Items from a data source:
------------
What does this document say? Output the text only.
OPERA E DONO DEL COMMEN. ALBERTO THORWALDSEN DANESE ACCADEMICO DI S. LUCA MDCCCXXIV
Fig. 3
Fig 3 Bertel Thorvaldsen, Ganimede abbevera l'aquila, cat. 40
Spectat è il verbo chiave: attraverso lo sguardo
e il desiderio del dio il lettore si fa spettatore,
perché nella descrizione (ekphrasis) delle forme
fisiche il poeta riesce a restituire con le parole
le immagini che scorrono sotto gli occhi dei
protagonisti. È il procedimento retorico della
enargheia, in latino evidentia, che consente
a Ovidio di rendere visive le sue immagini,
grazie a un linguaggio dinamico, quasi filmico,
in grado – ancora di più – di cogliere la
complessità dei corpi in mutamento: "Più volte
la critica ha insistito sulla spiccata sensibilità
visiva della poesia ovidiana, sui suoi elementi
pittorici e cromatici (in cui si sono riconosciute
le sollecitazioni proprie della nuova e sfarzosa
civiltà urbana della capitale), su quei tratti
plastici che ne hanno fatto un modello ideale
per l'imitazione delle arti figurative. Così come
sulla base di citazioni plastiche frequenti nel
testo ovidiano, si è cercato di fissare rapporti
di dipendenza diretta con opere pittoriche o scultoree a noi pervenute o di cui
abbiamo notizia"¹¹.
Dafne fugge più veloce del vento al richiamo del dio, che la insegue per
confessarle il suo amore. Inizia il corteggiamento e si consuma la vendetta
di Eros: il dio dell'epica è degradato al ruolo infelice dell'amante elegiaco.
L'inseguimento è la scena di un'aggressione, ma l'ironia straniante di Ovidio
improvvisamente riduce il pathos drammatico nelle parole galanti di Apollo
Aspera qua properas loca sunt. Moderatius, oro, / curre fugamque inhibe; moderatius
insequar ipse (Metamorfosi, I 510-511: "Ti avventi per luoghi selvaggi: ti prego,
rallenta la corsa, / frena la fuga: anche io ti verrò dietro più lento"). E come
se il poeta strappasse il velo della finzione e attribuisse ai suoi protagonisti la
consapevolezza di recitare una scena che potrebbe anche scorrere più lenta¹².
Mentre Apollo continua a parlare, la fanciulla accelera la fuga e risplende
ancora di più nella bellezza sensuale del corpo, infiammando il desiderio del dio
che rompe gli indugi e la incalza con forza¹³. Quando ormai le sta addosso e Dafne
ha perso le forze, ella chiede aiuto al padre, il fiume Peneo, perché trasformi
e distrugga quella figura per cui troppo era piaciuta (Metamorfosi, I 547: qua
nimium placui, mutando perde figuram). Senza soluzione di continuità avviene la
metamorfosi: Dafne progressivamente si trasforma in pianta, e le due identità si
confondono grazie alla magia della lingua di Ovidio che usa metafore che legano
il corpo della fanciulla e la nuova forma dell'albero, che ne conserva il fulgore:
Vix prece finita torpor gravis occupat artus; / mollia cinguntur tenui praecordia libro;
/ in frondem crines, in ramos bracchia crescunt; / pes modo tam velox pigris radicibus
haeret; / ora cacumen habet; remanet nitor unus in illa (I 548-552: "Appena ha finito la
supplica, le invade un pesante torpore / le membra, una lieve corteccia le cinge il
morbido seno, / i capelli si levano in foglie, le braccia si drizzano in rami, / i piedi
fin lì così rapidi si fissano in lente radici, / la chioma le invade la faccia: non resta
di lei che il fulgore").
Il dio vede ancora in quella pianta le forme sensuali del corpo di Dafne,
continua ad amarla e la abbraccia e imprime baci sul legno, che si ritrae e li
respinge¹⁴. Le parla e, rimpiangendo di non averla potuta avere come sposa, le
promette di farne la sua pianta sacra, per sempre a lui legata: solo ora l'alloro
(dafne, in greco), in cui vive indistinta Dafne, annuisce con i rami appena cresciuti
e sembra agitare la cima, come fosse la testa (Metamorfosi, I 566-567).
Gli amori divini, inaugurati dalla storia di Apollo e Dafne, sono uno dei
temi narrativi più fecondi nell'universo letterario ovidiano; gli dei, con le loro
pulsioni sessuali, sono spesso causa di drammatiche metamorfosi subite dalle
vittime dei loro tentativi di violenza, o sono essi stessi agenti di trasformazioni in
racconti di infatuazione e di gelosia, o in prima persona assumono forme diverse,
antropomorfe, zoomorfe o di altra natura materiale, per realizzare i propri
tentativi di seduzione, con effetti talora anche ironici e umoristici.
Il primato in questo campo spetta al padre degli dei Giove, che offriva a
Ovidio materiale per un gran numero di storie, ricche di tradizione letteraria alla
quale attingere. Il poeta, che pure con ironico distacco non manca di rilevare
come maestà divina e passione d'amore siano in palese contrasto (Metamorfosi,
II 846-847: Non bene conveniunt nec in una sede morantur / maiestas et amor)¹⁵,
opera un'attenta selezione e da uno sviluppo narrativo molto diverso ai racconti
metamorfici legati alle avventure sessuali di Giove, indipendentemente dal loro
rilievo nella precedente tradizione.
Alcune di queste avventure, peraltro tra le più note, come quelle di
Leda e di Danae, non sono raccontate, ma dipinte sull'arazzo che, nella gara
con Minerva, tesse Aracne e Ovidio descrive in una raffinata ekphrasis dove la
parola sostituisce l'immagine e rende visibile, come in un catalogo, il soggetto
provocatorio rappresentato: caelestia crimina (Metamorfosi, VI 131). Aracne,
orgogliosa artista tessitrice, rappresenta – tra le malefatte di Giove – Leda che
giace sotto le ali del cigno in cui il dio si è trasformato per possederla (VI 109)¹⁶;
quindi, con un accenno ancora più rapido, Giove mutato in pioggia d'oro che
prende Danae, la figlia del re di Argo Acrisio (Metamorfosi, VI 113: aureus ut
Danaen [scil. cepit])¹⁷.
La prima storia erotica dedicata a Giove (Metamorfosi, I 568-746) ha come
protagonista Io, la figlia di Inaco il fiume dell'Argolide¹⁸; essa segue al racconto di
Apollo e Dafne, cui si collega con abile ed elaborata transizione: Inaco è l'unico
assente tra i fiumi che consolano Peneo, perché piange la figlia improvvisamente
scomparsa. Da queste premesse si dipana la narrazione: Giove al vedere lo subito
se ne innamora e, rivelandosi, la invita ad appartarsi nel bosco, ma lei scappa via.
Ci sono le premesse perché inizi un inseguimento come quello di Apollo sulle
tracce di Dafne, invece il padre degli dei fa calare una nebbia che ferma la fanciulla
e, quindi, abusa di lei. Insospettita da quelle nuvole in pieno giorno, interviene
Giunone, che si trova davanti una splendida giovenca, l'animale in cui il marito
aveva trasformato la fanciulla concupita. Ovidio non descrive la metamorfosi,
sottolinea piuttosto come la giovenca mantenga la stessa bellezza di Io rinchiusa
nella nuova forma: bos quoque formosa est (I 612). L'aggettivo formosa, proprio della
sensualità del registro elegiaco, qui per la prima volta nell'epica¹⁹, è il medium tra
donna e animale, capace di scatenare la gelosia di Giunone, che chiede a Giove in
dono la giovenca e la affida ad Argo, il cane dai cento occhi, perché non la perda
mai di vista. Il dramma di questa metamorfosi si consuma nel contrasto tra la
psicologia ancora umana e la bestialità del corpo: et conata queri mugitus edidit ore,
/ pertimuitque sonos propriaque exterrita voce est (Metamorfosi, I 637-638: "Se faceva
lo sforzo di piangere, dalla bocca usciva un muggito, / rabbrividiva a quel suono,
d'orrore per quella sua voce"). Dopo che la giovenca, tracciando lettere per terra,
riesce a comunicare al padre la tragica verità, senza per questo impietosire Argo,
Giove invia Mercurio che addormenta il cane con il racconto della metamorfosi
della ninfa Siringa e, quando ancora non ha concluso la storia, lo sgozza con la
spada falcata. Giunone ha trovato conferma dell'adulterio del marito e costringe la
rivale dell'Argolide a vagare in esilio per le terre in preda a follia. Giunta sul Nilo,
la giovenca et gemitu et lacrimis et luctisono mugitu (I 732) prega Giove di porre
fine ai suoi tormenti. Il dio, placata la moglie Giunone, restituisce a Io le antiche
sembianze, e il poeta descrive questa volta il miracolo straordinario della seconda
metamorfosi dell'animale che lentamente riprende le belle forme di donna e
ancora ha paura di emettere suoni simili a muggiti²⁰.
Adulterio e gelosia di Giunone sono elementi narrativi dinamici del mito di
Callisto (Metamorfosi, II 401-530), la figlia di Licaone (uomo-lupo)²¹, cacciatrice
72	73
------------
→ **Prompt**: Collect each line holding the string "protagonisti".

→ **Result of this exercise**:
protagonisti. È il procedimento retorico della
se il poeta strappasse il velo della finzione e attribuisse ai suoi protagonisti la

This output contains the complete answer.